[Chart and figure data]

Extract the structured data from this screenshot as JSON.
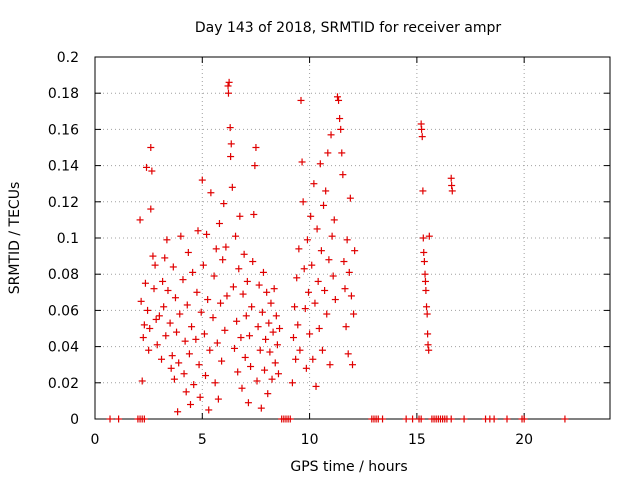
{
  "chart_data": {
    "type": "scatter",
    "title": "Day 143 of 2018, SRMTID for receiver ampr",
    "xlabel": "GPS time / hours",
    "ylabel": "SRMTID / TECUs",
    "xlim": [
      0,
      24
    ],
    "ylim": [
      0,
      0.2
    ],
    "x_ticks": [
      0,
      5,
      10,
      15,
      20
    ],
    "y_ticks": [
      0,
      0.02,
      0.04,
      0.06,
      0.08,
      0.1,
      0.12,
      0.14,
      0.16,
      0.18,
      0.2
    ],
    "grid": true,
    "marker": "plus",
    "color": "#e00000",
    "series": [
      {
        "name": "SRMTID",
        "points": [
          [
            2.1,
            0.11
          ],
          [
            2.15,
            0.065
          ],
          [
            2.2,
            0.021
          ],
          [
            2.25,
            0.045
          ],
          [
            2.3,
            0.052
          ],
          [
            2.35,
            0.075
          ],
          [
            2.4,
            0.139
          ],
          [
            2.45,
            0.06
          ],
          [
            2.5,
            0.038
          ],
          [
            2.55,
            0.05
          ],
          [
            2.6,
            0.116
          ],
          [
            2.6,
            0.15
          ],
          [
            2.65,
            0.137
          ],
          [
            2.7,
            0.09
          ],
          [
            2.75,
            0.072
          ],
          [
            2.8,
            0.085
          ],
          [
            2.85,
            0.055
          ],
          [
            2.9,
            0.041
          ],
          [
            3.0,
            0.057
          ],
          [
            3.1,
            0.033
          ],
          [
            3.15,
            0.076
          ],
          [
            3.2,
            0.062
          ],
          [
            3.25,
            0.089
          ],
          [
            3.3,
            0.046
          ],
          [
            3.35,
            0.099
          ],
          [
            3.4,
            0.071
          ],
          [
            3.5,
            0.053
          ],
          [
            3.55,
            0.028
          ],
          [
            3.6,
            0.035
          ],
          [
            3.65,
            0.084
          ],
          [
            3.7,
            0.022
          ],
          [
            3.75,
            0.067
          ],
          [
            3.8,
            0.048
          ],
          [
            3.85,
            0.004
          ],
          [
            3.9,
            0.031
          ],
          [
            3.95,
            0.058
          ],
          [
            4.0,
            0.101
          ],
          [
            4.1,
            0.077
          ],
          [
            4.15,
            0.025
          ],
          [
            4.2,
            0.043
          ],
          [
            4.25,
            0.015
          ],
          [
            4.3,
            0.063
          ],
          [
            4.35,
            0.092
          ],
          [
            4.4,
            0.036
          ],
          [
            4.45,
            0.008
          ],
          [
            4.5,
            0.051
          ],
          [
            4.55,
            0.081
          ],
          [
            4.6,
            0.019
          ],
          [
            4.7,
            0.044
          ],
          [
            4.75,
            0.07
          ],
          [
            4.8,
            0.104
          ],
          [
            4.85,
            0.03
          ],
          [
            4.9,
            0.012
          ],
          [
            4.95,
            0.059
          ],
          [
            5.0,
            0.132
          ],
          [
            5.05,
            0.085
          ],
          [
            5.1,
            0.047
          ],
          [
            5.15,
            0.024
          ],
          [
            5.2,
            0.102
          ],
          [
            5.25,
            0.066
          ],
          [
            5.3,
            0.005
          ],
          [
            5.35,
            0.038
          ],
          [
            5.4,
            0.125
          ],
          [
            5.5,
            0.056
          ],
          [
            5.55,
            0.079
          ],
          [
            5.6,
            0.02
          ],
          [
            5.65,
            0.094
          ],
          [
            5.7,
            0.042
          ],
          [
            5.75,
            0.011
          ],
          [
            5.8,
            0.108
          ],
          [
            5.85,
            0.064
          ],
          [
            5.9,
            0.032
          ],
          [
            5.95,
            0.088
          ],
          [
            6.0,
            0.119
          ],
          [
            6.05,
            0.049
          ],
          [
            6.1,
            0.095
          ],
          [
            6.15,
            0.068
          ],
          [
            6.2,
            0.184
          ],
          [
            6.22,
            0.18
          ],
          [
            6.25,
            0.186
          ],
          [
            6.3,
            0.161
          ],
          [
            6.32,
            0.145
          ],
          [
            6.35,
            0.152
          ],
          [
            6.4,
            0.128
          ],
          [
            6.45,
            0.073
          ],
          [
            6.5,
            0.039
          ],
          [
            6.55,
            0.101
          ],
          [
            6.6,
            0.054
          ],
          [
            6.65,
            0.026
          ],
          [
            6.7,
            0.083
          ],
          [
            6.75,
            0.112
          ],
          [
            6.8,
            0.045
          ],
          [
            6.85,
            0.017
          ],
          [
            6.9,
            0.069
          ],
          [
            6.95,
            0.091
          ],
          [
            7.0,
            0.034
          ],
          [
            7.05,
            0.057
          ],
          [
            7.1,
            0.076
          ],
          [
            7.15,
            0.009
          ],
          [
            7.2,
            0.046
          ],
          [
            7.25,
            0.029
          ],
          [
            7.3,
            0.062
          ],
          [
            7.35,
            0.087
          ],
          [
            7.4,
            0.113
          ],
          [
            7.45,
            0.14
          ],
          [
            7.5,
            0.15
          ],
          [
            7.55,
            0.021
          ],
          [
            7.6,
            0.051
          ],
          [
            7.65,
            0.074
          ],
          [
            7.7,
            0.038
          ],
          [
            7.75,
            0.006
          ],
          [
            7.8,
            0.059
          ],
          [
            7.85,
            0.081
          ],
          [
            7.9,
            0.027
          ],
          [
            7.95,
            0.044
          ],
          [
            8.0,
            0.07
          ],
          [
            8.05,
            0.014
          ],
          [
            8.1,
            0.053
          ],
          [
            8.15,
            0.037
          ],
          [
            8.2,
            0.064
          ],
          [
            8.25,
            0.022
          ],
          [
            8.3,
            0.048
          ],
          [
            8.35,
            0.072
          ],
          [
            8.4,
            0.031
          ],
          [
            8.45,
            0.057
          ],
          [
            8.5,
            0.041
          ],
          [
            8.55,
            0.025
          ],
          [
            8.6,
            0.05
          ],
          [
            9.2,
            0.02
          ],
          [
            9.25,
            0.045
          ],
          [
            9.3,
            0.062
          ],
          [
            9.35,
            0.033
          ],
          [
            9.4,
            0.078
          ],
          [
            9.45,
            0.052
          ],
          [
            9.5,
            0.094
          ],
          [
            9.55,
            0.038
          ],
          [
            9.6,
            0.176
          ],
          [
            9.65,
            0.142
          ],
          [
            9.7,
            0.12
          ],
          [
            9.75,
            0.083
          ],
          [
            9.8,
            0.061
          ],
          [
            9.85,
            0.028
          ],
          [
            9.9,
            0.099
          ],
          [
            9.95,
            0.07
          ],
          [
            10.0,
            0.047
          ],
          [
            10.05,
            0.112
          ],
          [
            10.1,
            0.085
          ],
          [
            10.15,
            0.033
          ],
          [
            10.2,
            0.13
          ],
          [
            10.25,
            0.064
          ],
          [
            10.3,
            0.018
          ],
          [
            10.35,
            0.105
          ],
          [
            10.4,
            0.076
          ],
          [
            10.45,
            0.05
          ],
          [
            10.5,
            0.141
          ],
          [
            10.55,
            0.093
          ],
          [
            10.6,
            0.038
          ],
          [
            10.65,
            0.118
          ],
          [
            10.7,
            0.071
          ],
          [
            10.75,
            0.126
          ],
          [
            10.8,
            0.058
          ],
          [
            10.85,
            0.147
          ],
          [
            10.9,
            0.088
          ],
          [
            10.95,
            0.03
          ],
          [
            11.0,
            0.157
          ],
          [
            11.05,
            0.101
          ],
          [
            11.1,
            0.079
          ],
          [
            11.15,
            0.11
          ],
          [
            11.2,
            0.066
          ],
          [
            11.3,
            0.178
          ],
          [
            11.35,
            0.176
          ],
          [
            11.4,
            0.166
          ],
          [
            11.45,
            0.16
          ],
          [
            11.5,
            0.147
          ],
          [
            11.55,
            0.135
          ],
          [
            11.6,
            0.087
          ],
          [
            11.65,
            0.072
          ],
          [
            11.7,
            0.051
          ],
          [
            11.75,
            0.099
          ],
          [
            11.8,
            0.036
          ],
          [
            11.85,
            0.081
          ],
          [
            11.9,
            0.122
          ],
          [
            11.95,
            0.068
          ],
          [
            12.0,
            0.03
          ],
          [
            12.05,
            0.058
          ],
          [
            12.1,
            0.093
          ],
          [
            15.2,
            0.163
          ],
          [
            15.22,
            0.16
          ],
          [
            15.25,
            0.156
          ],
          [
            15.28,
            0.126
          ],
          [
            15.3,
            0.1
          ],
          [
            15.32,
            0.092
          ],
          [
            15.35,
            0.087
          ],
          [
            15.38,
            0.08
          ],
          [
            15.4,
            0.076
          ],
          [
            15.42,
            0.071
          ],
          [
            15.45,
            0.062
          ],
          [
            15.48,
            0.058
          ],
          [
            15.5,
            0.047
          ],
          [
            15.52,
            0.041
          ],
          [
            15.55,
            0.038
          ],
          [
            15.58,
            0.101
          ],
          [
            16.6,
            0.133
          ],
          [
            16.62,
            0.129
          ],
          [
            16.65,
            0.126
          ]
        ]
      }
    ],
    "zero_markers_x": [
      0.7,
      1.1,
      2.0,
      2.1,
      2.2,
      2.3,
      8.7,
      8.8,
      8.9,
      9.0,
      9.1,
      12.9,
      13.0,
      13.1,
      13.2,
      13.4,
      14.5,
      14.8,
      15.1,
      15.2,
      15.7,
      15.8,
      15.9,
      16.0,
      16.1,
      16.2,
      16.3,
      16.4,
      16.6,
      17.2,
      18.2,
      18.4,
      18.6,
      19.2,
      19.9,
      20.0,
      21.9
    ]
  }
}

YOUR INSTRUCTIONS:
Collect the complete line wherever the string "SRMTID" appears in the records.

WRITTEN SOLUTION:
    "title": "Day 143 of 2018, SRMTID for receiver ampr",
    "ylabel": "SRMTID / TECUs",
        "name": "SRMTID",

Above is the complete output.